Please give the listing again, word for word, with nothing left out.

** START RECORDS TO PROCESS **

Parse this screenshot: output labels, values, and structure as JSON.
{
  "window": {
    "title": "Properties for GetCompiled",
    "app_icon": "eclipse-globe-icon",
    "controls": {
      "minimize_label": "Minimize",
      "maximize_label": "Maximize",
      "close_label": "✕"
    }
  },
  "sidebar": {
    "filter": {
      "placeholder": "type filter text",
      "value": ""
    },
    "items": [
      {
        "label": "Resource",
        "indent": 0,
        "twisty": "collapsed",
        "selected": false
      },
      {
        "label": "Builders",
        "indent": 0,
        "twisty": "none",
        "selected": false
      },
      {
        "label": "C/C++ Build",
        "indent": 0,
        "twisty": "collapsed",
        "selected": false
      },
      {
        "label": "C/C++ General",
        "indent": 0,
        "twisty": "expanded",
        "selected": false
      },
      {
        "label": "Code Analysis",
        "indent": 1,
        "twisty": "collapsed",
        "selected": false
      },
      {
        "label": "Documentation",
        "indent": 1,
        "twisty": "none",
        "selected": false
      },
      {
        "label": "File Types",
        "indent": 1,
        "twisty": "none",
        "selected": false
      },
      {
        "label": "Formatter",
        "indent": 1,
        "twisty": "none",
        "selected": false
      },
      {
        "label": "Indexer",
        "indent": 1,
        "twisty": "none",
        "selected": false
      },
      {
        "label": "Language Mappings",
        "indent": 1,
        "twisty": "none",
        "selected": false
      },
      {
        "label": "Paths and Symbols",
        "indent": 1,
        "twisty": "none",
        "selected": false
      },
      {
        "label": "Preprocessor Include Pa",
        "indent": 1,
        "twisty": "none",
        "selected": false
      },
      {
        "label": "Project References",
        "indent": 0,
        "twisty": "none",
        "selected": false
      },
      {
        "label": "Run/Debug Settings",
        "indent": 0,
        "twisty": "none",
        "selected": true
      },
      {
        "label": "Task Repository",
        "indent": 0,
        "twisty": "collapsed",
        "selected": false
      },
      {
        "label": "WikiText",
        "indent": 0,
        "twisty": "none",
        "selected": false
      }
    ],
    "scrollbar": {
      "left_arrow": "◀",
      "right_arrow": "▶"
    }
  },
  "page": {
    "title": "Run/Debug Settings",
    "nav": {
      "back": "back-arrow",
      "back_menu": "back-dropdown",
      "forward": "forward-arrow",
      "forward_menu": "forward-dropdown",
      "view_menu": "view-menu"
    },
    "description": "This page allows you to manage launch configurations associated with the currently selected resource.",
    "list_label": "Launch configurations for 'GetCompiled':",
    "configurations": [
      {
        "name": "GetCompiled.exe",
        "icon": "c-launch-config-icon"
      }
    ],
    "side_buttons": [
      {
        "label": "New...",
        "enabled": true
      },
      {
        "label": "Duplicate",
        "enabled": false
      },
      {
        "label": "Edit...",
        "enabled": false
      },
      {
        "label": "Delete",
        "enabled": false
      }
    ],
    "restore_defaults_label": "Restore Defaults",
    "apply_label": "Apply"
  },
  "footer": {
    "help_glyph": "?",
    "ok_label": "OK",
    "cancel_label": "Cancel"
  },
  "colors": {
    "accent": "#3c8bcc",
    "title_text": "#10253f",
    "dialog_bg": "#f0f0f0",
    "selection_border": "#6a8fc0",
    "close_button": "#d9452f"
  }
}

** END RECORDS TO PROCESS **

- _FULL ANSWER_
Parse this screenshot: output labels, values, and structure as JSON.
{
  "window": {
    "title": "Properties for GetCompiled",
    "app_icon": "eclipse-globe-icon",
    "controls": {
      "minimize_label": "Minimize",
      "maximize_label": "Maximize",
      "close_label": "✕"
    }
  },
  "sidebar": {
    "filter": {
      "placeholder": "type filter text",
      "value": ""
    },
    "items": [
      {
        "label": "Resource",
        "indent": 0,
        "twisty": "collapsed",
        "selected": false
      },
      {
        "label": "Builders",
        "indent": 0,
        "twisty": "none",
        "selected": false
      },
      {
        "label": "C/C++ Build",
        "indent": 0,
        "twisty": "collapsed",
        "selected": false
      },
      {
        "label": "C/C++ General",
        "indent": 0,
        "twisty": "expanded",
        "selected": false
      },
      {
        "label": "Code Analysis",
        "indent": 1,
        "twisty": "collapsed",
        "selected": false
      },
      {
        "label": "Documentation",
        "indent": 1,
        "twisty": "none",
        "selected": false
      },
      {
        "label": "File Types",
        "indent": 1,
        "twisty": "none",
        "selected": false
      },
      {
        "label": "Formatter",
        "indent": 1,
        "twisty": "none",
        "selected": false
      },
      {
        "label": "Indexer",
        "indent": 1,
        "twisty": "none",
        "selected": false
      },
      {
        "label": "Language Mappings",
        "indent": 1,
        "twisty": "none",
        "selected": false
      },
      {
        "label": "Paths and Symbols",
        "indent": 1,
        "twisty": "none",
        "selected": false
      },
      {
        "label": "Preprocessor Include Pa",
        "indent": 1,
        "twisty": "none",
        "selected": false
      },
      {
        "label": "Project References",
        "indent": 0,
        "twisty": "none",
        "selected": false
      },
      {
        "label": "Run/Debug Settings",
        "indent": 0,
        "twisty": "none",
        "selected": true
      },
      {
        "label": "Task Repository",
        "indent": 0,
        "twisty": "collapsed",
        "selected": false
      },
      {
        "label": "WikiText",
        "indent": 0,
        "twisty": "none",
        "selected": false
      }
    ],
    "scrollbar": {
      "left_arrow": "◀",
      "right_arrow": "▶"
    }
  },
  "page": {
    "title": "Run/Debug Settings",
    "nav": {
      "back": "back-arrow",
      "back_menu": "back-dropdown",
      "forward": "forward-arrow",
      "forward_menu": "forward-dropdown",
      "view_menu": "view-menu"
    },
    "description": "This page allows you to manage launch configurations associated with the currently selected resource.",
    "list_label": "Launch configurations for 'GetCompiled':",
    "configurations": [
      {
        "name": "GetCompiled.exe",
        "icon": "c-launch-config-icon"
      }
    ],
    "side_buttons": [
      {
        "label": "New...",
        "enabled": true
      },
      {
        "label": "Duplicate",
        "enabled": false
      },
      {
        "label": "Edit...",
        "enabled": false
      },
      {
        "label": "Delete",
        "enabled": false
      }
    ],
    "restore_defaults_label": "Restore Defaults",
    "apply_label": "Apply"
  },
  "footer": {
    "help_glyph": "?",
    "ok_label": "OK",
    "cancel_label": "Cancel"
  },
  "colors": {
    "accent": "#3c8bcc",
    "title_text": "#10253f",
    "dialog_bg": "#f0f0f0",
    "selection_border": "#6a8fc0",
    "close_button": "#d9452f"
  }
}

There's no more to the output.